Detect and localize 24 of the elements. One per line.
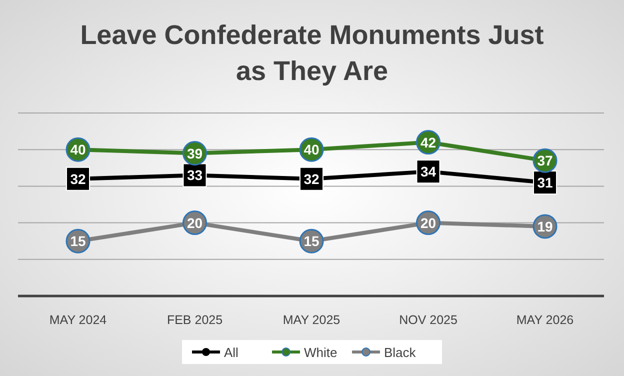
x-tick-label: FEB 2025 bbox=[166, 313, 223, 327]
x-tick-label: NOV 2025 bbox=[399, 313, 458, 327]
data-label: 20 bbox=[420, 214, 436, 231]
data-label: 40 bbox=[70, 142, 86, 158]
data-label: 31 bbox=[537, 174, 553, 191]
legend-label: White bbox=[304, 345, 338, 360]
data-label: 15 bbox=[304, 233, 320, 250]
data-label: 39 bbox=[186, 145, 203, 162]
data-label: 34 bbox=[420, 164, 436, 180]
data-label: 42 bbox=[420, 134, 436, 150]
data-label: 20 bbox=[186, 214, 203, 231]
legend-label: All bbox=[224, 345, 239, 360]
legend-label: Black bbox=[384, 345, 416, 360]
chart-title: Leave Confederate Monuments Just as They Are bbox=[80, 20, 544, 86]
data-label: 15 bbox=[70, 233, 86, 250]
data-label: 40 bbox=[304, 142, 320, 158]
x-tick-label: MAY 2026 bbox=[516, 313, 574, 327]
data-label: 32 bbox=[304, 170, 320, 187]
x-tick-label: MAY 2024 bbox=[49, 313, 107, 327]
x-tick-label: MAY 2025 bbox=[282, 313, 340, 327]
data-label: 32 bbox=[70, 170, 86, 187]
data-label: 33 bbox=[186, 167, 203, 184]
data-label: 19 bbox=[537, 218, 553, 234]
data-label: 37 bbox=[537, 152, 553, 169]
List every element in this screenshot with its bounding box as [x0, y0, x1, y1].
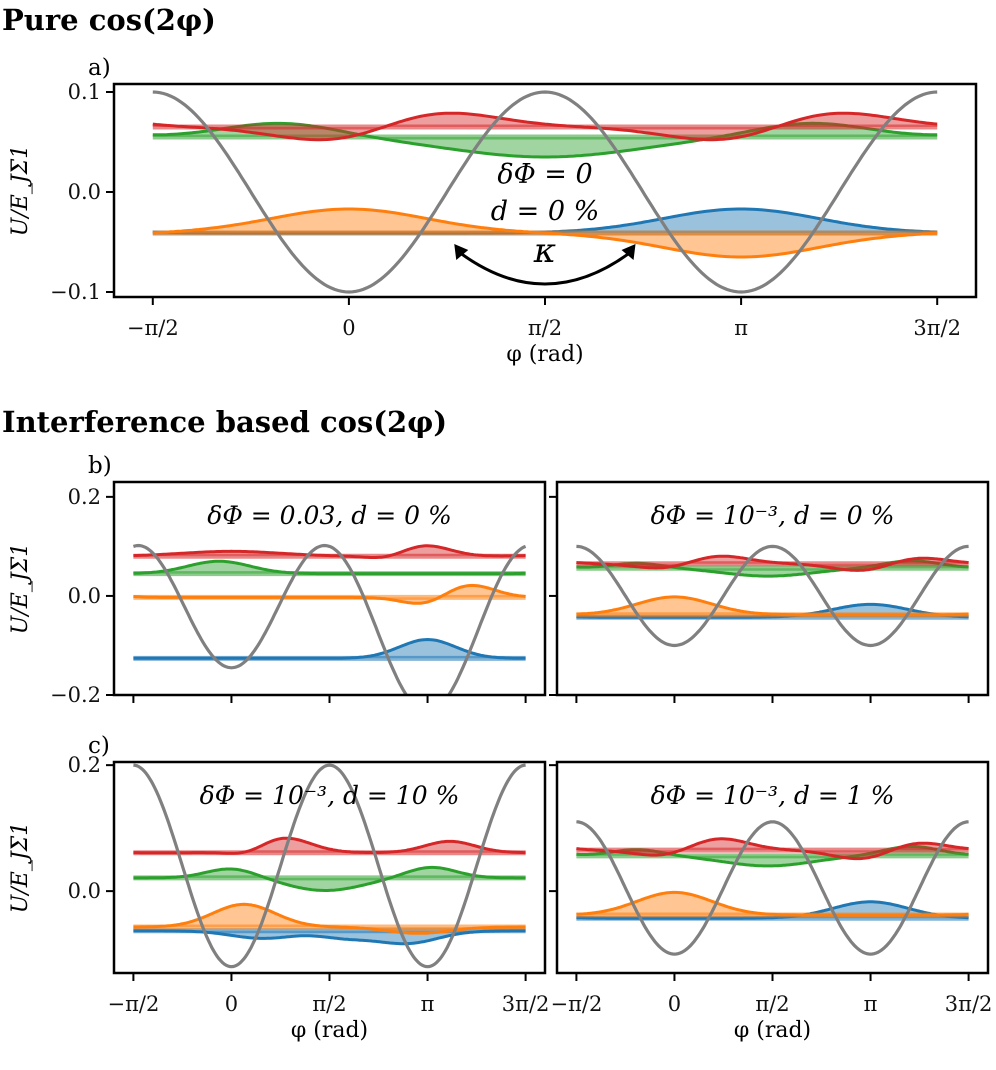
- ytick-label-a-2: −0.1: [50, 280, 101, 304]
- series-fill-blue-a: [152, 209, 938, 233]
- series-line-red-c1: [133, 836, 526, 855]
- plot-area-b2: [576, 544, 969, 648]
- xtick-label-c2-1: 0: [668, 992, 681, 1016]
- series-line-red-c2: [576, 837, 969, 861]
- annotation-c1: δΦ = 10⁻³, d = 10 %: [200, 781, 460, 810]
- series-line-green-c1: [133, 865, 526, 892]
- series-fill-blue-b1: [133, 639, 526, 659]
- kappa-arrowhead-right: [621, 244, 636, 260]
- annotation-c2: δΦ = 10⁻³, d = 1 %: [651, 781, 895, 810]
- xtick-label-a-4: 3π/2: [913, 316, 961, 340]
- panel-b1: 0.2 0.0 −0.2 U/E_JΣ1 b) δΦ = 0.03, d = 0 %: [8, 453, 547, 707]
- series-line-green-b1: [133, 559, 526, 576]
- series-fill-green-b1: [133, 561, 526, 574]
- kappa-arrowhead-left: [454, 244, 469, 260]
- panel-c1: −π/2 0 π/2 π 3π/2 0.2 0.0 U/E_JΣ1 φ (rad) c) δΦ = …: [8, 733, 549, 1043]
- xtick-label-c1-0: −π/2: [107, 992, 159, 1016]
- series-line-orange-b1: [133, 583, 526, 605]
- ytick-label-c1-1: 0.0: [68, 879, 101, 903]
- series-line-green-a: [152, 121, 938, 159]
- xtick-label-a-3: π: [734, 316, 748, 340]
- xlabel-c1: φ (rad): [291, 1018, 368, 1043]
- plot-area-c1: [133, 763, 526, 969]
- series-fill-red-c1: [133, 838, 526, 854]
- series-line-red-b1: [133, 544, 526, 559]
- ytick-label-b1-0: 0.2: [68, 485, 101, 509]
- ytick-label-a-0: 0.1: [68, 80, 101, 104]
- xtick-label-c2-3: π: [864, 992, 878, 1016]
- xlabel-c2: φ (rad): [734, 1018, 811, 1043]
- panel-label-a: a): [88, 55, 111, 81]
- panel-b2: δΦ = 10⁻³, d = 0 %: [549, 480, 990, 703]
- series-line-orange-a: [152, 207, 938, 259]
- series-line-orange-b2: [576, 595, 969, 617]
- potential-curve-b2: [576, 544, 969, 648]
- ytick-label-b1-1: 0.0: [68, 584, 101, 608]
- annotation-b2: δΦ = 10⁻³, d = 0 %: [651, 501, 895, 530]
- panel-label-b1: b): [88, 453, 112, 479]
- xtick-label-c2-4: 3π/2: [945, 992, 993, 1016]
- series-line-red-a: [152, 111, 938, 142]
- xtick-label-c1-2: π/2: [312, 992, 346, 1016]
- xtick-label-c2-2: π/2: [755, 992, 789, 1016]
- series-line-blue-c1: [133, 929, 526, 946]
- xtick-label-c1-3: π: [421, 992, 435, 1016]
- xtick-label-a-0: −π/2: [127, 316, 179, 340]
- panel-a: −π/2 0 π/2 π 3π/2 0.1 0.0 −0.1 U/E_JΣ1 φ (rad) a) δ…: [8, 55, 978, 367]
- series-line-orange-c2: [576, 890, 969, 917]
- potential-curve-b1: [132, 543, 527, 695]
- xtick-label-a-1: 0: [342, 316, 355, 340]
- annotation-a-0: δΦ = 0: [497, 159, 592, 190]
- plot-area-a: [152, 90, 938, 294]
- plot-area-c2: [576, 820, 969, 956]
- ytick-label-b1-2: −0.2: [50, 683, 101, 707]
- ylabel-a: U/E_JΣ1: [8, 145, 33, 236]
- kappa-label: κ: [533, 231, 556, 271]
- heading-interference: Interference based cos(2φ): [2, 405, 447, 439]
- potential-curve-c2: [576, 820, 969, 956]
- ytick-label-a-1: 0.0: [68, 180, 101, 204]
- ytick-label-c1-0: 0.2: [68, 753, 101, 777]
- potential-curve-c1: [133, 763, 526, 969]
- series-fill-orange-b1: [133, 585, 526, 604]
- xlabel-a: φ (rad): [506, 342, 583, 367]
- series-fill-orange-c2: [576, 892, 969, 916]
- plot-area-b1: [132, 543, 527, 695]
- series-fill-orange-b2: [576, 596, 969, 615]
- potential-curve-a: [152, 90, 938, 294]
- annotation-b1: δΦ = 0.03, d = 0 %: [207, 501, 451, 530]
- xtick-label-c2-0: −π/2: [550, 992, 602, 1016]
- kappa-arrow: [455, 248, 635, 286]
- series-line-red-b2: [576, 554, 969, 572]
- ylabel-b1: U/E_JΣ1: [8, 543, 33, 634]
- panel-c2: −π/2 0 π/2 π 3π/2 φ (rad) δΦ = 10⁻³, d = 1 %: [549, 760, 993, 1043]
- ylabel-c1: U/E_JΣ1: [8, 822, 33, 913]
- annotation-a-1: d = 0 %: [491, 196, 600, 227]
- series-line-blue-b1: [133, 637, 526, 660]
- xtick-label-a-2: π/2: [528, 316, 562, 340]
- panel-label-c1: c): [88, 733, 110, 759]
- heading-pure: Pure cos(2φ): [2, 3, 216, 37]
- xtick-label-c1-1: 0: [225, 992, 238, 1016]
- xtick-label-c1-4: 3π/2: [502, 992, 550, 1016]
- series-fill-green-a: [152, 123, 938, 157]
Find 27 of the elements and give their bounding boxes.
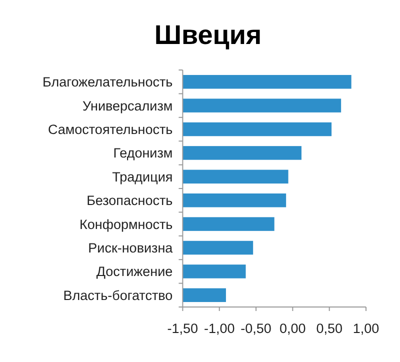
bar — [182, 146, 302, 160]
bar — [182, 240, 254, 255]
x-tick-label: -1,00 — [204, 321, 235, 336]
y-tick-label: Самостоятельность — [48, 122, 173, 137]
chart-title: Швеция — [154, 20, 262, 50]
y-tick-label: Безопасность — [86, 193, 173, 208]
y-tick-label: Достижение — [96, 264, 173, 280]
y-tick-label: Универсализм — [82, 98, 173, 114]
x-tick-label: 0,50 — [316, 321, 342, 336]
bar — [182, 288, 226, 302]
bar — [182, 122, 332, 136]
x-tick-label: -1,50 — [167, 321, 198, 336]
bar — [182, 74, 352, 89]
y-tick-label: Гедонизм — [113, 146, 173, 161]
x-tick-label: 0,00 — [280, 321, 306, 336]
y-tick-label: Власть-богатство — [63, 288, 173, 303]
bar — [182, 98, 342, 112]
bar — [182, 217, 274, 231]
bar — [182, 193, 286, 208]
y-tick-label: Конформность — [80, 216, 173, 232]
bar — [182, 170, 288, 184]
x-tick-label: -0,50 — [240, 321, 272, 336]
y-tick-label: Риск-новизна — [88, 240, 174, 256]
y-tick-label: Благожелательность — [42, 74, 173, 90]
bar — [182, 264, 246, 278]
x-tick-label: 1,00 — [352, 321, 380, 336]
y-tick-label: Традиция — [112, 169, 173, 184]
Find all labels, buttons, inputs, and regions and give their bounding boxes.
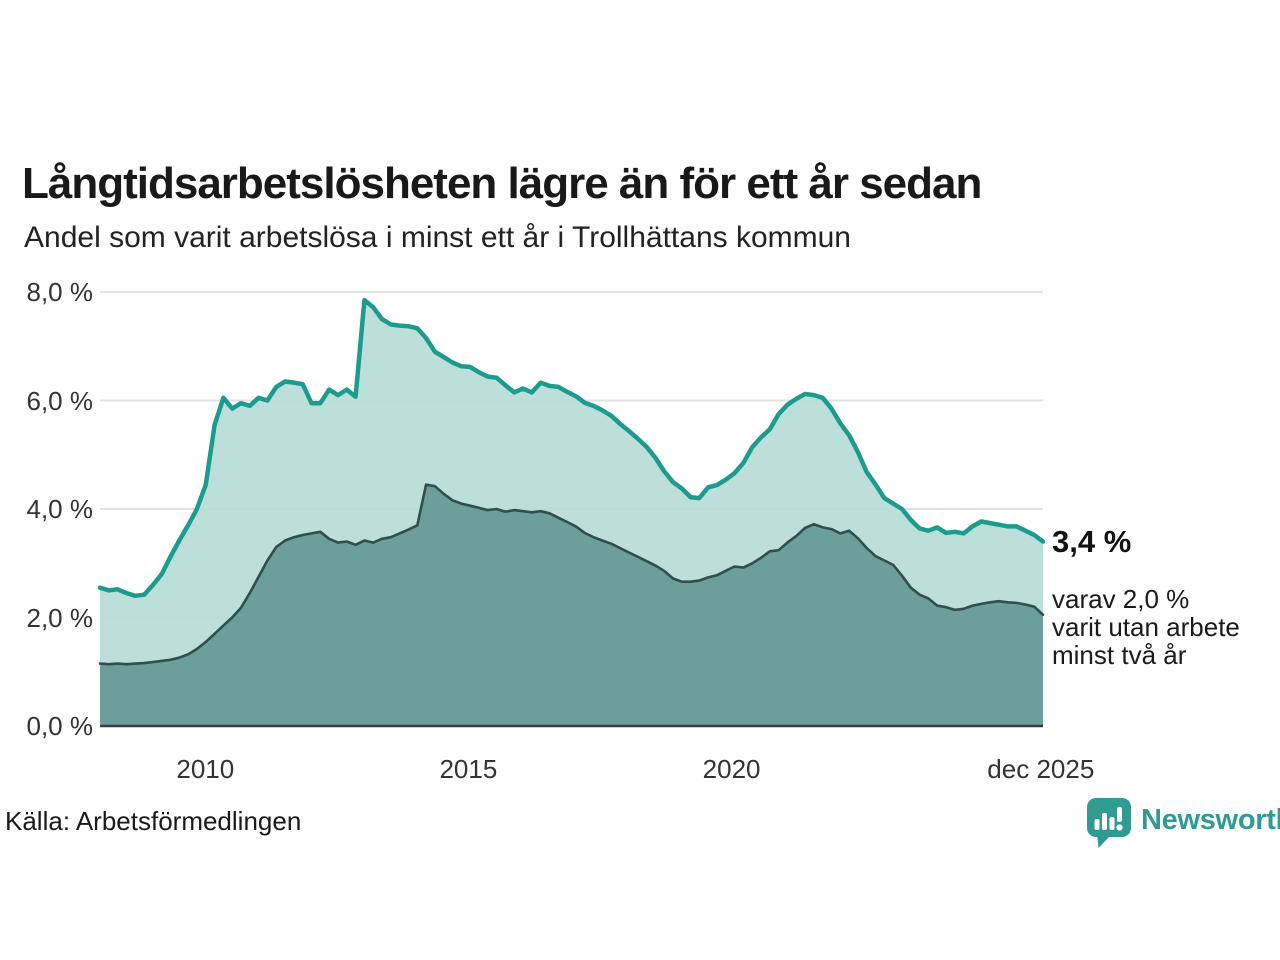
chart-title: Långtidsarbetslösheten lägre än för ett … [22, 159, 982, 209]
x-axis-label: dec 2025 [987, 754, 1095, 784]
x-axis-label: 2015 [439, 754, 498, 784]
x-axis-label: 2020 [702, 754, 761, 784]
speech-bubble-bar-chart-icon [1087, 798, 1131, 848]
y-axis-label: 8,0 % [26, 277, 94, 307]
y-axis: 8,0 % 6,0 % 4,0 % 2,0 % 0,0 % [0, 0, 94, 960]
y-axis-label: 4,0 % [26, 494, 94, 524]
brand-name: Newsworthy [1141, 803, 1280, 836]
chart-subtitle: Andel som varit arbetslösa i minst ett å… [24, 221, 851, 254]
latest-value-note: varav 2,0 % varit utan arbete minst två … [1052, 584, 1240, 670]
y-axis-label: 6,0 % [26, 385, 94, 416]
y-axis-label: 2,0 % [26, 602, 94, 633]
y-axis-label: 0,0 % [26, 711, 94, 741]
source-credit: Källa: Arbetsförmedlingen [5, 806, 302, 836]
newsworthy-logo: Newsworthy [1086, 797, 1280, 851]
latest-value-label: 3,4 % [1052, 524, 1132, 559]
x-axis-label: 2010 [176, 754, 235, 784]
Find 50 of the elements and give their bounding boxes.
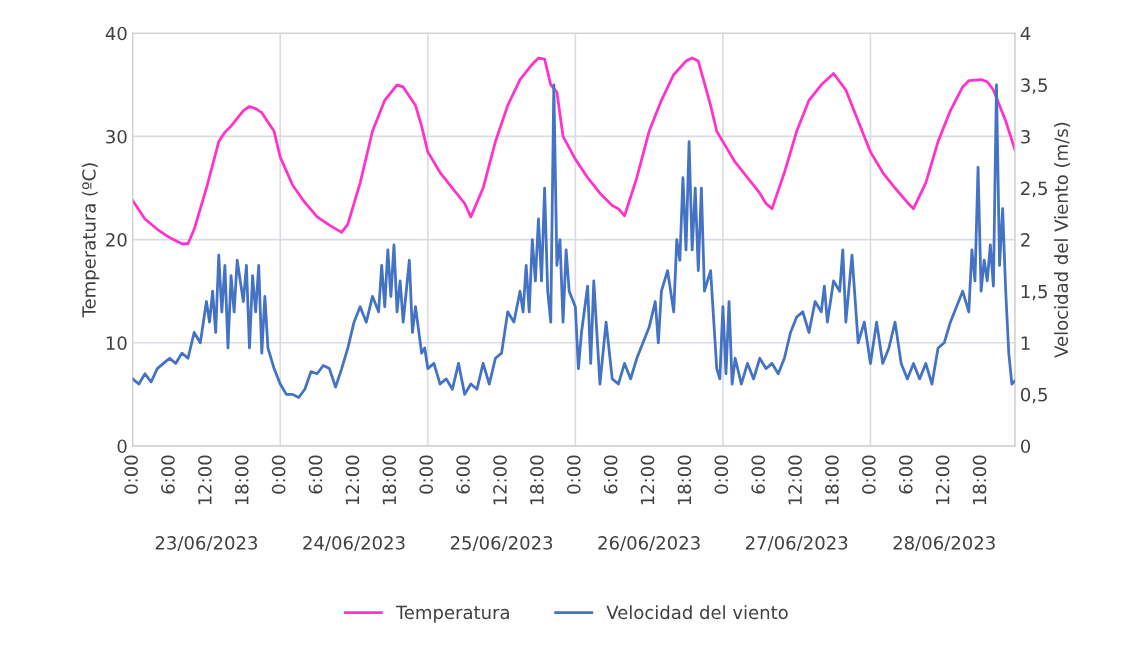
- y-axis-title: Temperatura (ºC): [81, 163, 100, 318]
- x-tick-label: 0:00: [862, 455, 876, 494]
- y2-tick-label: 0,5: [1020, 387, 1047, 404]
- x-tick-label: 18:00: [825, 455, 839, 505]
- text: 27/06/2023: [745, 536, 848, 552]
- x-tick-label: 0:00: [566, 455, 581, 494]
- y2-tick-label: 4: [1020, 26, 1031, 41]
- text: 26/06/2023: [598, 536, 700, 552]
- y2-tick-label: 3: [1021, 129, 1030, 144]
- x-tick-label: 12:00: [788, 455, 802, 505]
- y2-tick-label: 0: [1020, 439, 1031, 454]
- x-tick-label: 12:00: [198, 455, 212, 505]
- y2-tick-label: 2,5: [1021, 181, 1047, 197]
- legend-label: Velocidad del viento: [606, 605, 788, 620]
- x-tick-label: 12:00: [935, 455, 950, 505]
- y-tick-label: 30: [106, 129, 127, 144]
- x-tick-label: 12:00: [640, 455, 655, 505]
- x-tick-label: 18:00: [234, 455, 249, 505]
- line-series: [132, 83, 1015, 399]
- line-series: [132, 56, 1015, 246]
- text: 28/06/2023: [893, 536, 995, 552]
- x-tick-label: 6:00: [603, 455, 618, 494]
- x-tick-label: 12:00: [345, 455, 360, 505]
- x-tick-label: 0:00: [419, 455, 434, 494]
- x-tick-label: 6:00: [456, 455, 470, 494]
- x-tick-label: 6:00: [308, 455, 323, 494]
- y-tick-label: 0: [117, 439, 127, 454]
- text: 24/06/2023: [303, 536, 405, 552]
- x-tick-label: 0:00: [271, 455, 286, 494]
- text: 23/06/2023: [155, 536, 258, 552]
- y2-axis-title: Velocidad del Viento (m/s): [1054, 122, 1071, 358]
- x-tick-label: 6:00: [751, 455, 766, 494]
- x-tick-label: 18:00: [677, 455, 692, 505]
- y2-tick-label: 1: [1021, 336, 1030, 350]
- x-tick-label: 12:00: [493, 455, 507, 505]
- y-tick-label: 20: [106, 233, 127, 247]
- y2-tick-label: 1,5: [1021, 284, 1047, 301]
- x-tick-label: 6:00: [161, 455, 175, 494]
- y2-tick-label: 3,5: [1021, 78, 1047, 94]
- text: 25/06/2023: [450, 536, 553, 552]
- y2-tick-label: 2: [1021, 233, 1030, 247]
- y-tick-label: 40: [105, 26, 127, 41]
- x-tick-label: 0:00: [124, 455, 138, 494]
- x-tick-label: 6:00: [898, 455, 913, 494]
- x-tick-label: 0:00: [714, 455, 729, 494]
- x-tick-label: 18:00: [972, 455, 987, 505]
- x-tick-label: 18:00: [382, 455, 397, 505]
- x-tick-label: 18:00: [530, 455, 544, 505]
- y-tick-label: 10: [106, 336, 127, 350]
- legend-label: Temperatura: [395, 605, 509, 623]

..........

To be done » Copy the lines of the material word for word, beginning with the line that contains "- y-axis-title: Temperatura" and ending with the line that contains "- x-tick-label: 12:00: [788, 455, 802, 505]", both included.

Written answer »
- y-axis-title: Temperatura (ºC): [81, 163, 100, 318]
- x-tick-label: 0:00: [862, 455, 876, 494]
- y2-tick-label: 0,5: [1020, 387, 1047, 404]
- x-tick-label: 18:00: [825, 455, 839, 505]
- text: 27/06/2023: [745, 536, 848, 552]
- x-tick-label: 0:00: [566, 455, 581, 494]
- y2-tick-label: 4: [1020, 26, 1031, 41]
- text: 26/06/2023: [598, 536, 700, 552]
- y2-tick-label: 3: [1021, 129, 1030, 144]
- x-tick-label: 12:00: [788, 455, 802, 505]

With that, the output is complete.